WHAT IS BEING ASKED: Restate each line of the listing exactly, without carrying over any pictures.

(Dataset items)
* Start *

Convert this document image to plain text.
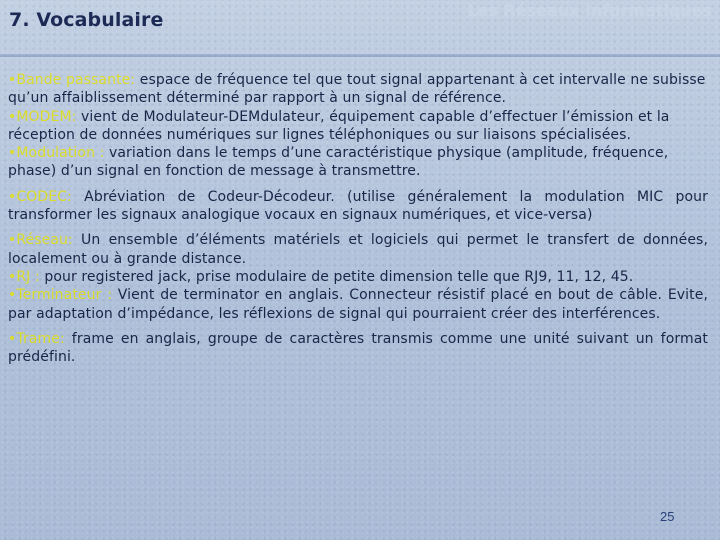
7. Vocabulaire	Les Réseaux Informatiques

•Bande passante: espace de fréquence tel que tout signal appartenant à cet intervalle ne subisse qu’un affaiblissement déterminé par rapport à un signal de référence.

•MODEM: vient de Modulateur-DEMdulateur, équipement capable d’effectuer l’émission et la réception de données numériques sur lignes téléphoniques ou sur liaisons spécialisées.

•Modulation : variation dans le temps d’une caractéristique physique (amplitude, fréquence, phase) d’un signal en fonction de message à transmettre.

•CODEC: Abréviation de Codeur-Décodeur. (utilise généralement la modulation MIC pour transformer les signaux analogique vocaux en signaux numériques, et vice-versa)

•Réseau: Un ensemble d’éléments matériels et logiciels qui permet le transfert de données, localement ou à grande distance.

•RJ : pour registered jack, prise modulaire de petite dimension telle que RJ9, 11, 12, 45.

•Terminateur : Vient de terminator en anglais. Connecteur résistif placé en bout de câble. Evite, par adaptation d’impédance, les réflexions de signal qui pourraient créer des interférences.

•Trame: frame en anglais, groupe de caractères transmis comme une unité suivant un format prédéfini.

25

* End *

TASK RESULT:
Convert this document image to plain text.
7. Vocabulaire	Les Réseaux Informatiques

•Bande passante: espace de fréquence tel que tout signal appartenant à cet intervalle ne subisse qu’un affaiblissement déterminé par rapport à un signal de référence.

•MODEM: vient de Modulateur-DEMdulateur, équipement capable d’effectuer l’émission et la réception de données numériques sur lignes téléphoniques ou sur liaisons spécialisées.

•Modulation : variation dans le temps d’une caractéristique physique (amplitude, fréquence, phase) d’un signal en fonction de message à transmettre.

•CODEC: Abréviation de Codeur-Décodeur. (utilise généralement la modulation MIC pour transformer les signaux analogique vocaux en signaux numériques, et vice-versa)

•Réseau: Un ensemble d’éléments matériels et logiciels qui permet le transfert de données, localement ou à grande distance.

•RJ : pour registered jack, prise modulaire de petite dimension telle que RJ9, 11, 12, 45.

•Terminateur : Vient de terminator en anglais. Connecteur résistif placé en bout de câble. Evite, par adaptation d’impédance, les réflexions de signal qui pourraient créer des interférences.

•Trame: frame en anglais, groupe de caractères transmis comme une unité suivant un format prédéfini.

25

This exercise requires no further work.